WHAT THE EXERCISE ASKS
Reproduce the items from the start of the records up to and including the line containing "data-point-remaining-tasks (526, 247, 536, 257)".

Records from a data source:
····················
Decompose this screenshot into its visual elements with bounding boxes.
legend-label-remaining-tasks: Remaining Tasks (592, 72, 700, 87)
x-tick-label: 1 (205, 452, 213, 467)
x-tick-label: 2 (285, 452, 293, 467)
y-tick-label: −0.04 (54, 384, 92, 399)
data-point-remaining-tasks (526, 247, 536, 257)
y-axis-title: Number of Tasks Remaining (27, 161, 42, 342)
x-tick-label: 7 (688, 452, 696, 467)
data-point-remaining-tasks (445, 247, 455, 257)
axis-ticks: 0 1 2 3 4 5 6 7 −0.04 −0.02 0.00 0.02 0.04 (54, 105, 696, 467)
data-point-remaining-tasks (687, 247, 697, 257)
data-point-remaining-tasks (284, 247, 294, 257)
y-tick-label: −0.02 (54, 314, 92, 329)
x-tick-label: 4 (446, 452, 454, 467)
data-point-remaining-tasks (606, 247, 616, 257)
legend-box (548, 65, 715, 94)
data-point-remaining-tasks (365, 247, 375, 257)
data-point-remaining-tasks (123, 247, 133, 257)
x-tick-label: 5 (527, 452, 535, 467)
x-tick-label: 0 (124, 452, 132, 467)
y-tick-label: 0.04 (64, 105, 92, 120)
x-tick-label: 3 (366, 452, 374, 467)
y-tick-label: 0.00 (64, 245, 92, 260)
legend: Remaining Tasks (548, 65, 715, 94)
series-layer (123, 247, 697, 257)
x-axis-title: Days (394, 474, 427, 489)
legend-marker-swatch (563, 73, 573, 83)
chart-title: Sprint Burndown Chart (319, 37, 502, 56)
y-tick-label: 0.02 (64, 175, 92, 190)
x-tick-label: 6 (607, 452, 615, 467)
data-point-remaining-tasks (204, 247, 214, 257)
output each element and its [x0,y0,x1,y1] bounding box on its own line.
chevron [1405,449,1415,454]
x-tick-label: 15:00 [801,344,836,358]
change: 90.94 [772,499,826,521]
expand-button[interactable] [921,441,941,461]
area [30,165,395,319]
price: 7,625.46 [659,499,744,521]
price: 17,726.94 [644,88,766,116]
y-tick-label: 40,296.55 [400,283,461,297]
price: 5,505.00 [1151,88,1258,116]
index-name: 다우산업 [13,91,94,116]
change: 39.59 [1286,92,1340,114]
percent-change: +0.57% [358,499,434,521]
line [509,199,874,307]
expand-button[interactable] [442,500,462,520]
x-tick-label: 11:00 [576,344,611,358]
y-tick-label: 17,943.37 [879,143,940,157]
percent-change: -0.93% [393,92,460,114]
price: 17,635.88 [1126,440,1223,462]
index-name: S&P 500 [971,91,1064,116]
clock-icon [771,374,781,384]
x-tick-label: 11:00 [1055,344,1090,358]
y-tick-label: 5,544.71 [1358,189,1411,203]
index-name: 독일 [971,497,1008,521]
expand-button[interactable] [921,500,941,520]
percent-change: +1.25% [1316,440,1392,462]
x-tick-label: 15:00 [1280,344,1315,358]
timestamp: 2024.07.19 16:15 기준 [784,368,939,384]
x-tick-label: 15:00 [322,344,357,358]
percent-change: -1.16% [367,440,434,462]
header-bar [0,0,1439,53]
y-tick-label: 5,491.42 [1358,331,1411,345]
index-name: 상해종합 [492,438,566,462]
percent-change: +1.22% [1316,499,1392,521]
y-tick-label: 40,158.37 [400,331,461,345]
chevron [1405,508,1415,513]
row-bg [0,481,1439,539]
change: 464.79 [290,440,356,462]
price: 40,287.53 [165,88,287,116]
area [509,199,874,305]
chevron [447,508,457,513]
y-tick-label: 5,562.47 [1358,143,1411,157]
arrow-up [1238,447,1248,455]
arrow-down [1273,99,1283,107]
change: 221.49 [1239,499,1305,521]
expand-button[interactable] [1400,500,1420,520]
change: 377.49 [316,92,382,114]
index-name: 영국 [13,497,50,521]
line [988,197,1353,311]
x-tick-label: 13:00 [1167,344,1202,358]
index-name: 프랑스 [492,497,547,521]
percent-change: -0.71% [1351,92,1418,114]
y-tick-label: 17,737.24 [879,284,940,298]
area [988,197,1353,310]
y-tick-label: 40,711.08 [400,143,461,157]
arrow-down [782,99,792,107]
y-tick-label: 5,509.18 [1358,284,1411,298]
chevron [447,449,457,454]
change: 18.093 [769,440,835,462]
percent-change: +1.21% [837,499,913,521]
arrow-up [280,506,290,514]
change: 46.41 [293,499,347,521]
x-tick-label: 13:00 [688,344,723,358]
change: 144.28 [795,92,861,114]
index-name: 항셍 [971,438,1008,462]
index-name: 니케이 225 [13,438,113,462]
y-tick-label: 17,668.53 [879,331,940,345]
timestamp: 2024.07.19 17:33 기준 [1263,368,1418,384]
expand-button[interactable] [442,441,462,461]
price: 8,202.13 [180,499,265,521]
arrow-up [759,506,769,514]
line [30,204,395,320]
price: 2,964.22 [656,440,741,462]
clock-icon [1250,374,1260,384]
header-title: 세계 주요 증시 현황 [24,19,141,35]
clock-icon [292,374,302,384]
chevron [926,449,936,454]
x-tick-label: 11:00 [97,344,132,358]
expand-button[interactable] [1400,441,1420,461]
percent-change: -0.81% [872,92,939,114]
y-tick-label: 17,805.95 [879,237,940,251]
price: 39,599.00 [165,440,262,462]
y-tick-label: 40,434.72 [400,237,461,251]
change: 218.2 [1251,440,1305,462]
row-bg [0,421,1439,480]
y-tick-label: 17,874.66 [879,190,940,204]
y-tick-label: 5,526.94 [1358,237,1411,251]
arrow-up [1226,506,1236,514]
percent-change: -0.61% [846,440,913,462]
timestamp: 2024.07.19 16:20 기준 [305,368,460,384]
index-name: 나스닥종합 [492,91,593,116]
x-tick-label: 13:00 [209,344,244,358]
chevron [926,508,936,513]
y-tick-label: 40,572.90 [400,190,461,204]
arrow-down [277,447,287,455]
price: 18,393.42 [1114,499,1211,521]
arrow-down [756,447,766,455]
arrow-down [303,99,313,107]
····················
CORRECT ANSWER
Decompose this screenshot into its visual elements with bounding boxes.
legend-label-remaining-tasks: Remaining Tasks (592, 72, 700, 87)
x-tick-label: 1 (205, 452, 213, 467)
x-tick-label: 2 (285, 452, 293, 467)
y-tick-label: −0.04 (54, 384, 92, 399)
data-point-remaining-tasks (526, 247, 536, 257)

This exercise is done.